● **What is asked**
Determine how many lines of the records include "года", and answer with the number alone.
· · ·
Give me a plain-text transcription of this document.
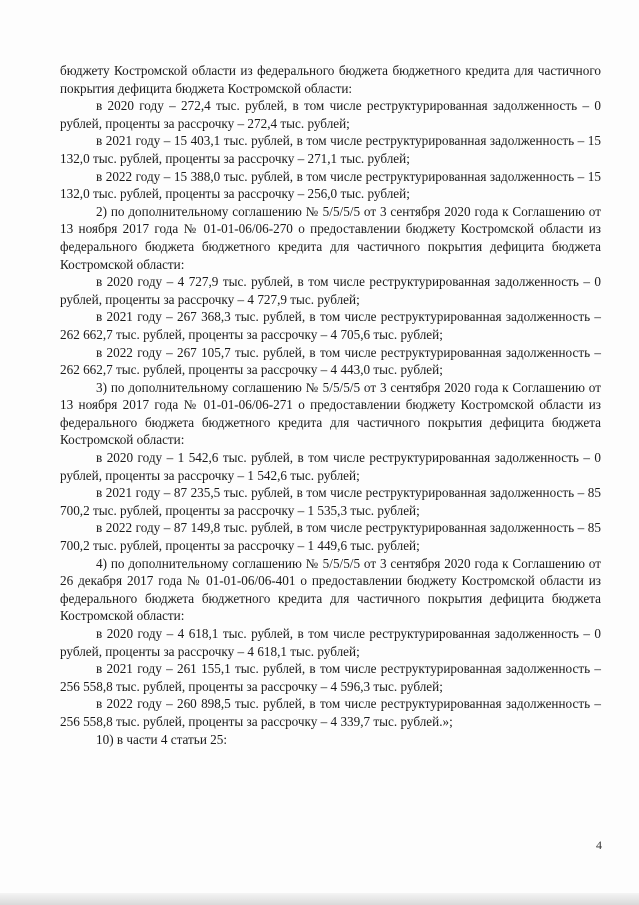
бюджету Костромской области из федерального бюджета бюджетного кредита для частичного покрытия дефицита бюджета Костромской области:

в 2020 году – 272,4 тыс. рублей, в том числе реструктурированная задолженность – 0 рублей, проценты за рассрочку – 272,4 тыс. рублей;

в 2021 году – 15 403,1 тыс. рублей, в том числе реструктурированная задолженность – 15 132,0 тыс. рублей, проценты за рассрочку – 271,1 тыс. рублей;

в 2022 году – 15 388,0 тыс. рублей, в том числе реструктурированная задолженность – 15 132,0 тыс. рублей, проценты за рассрочку – 256,0 тыс. рублей;

2) по дополнительному соглашению № 5/5/5/5 от 3 сентября 2020 года к Соглашению от 13 ноября 2017 года № 01-01-06/06-270 о предоставлении бюджету Костромской области из федерального бюджета бюджетного кредита для частичного покрытия дефицита бюджета Костромской области:

в 2020 году – 4 727,9 тыс. рублей, в том числе реструктурированная задолженность – 0 рублей, проценты за рассрочку – 4 727,9 тыс. рублей;

в 2021 году – 267 368,3 тыс. рублей, в том числе реструктурированная задолженность – 262 662,7 тыс. рублей, проценты за рассрочку – 4 705,6 тыс. рублей;

в 2022 году – 267 105,7 тыс. рублей, в том числе реструктурированная задолженность – 262 662,7 тыс. рублей, проценты за рассрочку – 4 443,0 тыс. рублей;

3) по дополнительному соглашению № 5/5/5/5 от 3 сентября 2020 года к Соглашению от 13 ноября 2017 года № 01-01-06/06-271 о предоставлении бюджету Костромской области из федерального бюджета бюджетного кредита для частичного покрытия дефицита бюджета Костромской области:

в 2020 году – 1 542,6 тыс. рублей, в том числе реструктурированная задолженность – 0 рублей, проценты за рассрочку – 1 542,6 тыс. рублей;

в 2021 году – 87 235,5 тыс. рублей, в том числе реструктурированная задолженность – 85 700,2 тыс. рублей, проценты за рассрочку – 1 535,3 тыс. рублей;

в 2022 году – 87 149,8 тыс. рублей, в том числе реструктурированная задолженность – 85 700,2 тыс. рублей, проценты за рассрочку – 1 449,6 тыс. рублей;

4) по дополнительному соглашению № 5/5/5/5 от 3 сентября 2020 года к Соглашению от 26 декабря 2017 года № 01-01-06/06-401 о предоставлении бюджету Костромской области из федерального бюджета бюджетного кредита для частичного покрытия дефицита бюджета Костромской области:

в 2020 году – 4 618,1 тыс. рублей, в том числе реструктурированная задолженность – 0 рублей, проценты за рассрочку – 4 618,1 тыс. рублей;

в 2021 году – 261 155,1 тыс. рублей, в том числе реструктурированная задолженность – 256 558,8 тыс. рублей, проценты за рассрочку – 4 596,3 тыс. рублей;

в 2022 году – 260 898,5 тыс. рублей, в том числе реструктурированная задолженность – 256 558,8 тыс. рублей, проценты за рассрочку – 4 339,7 тыс. рублей.»;

10) в части 4 статьи 25:

4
· · ·
● **Answer in full**
3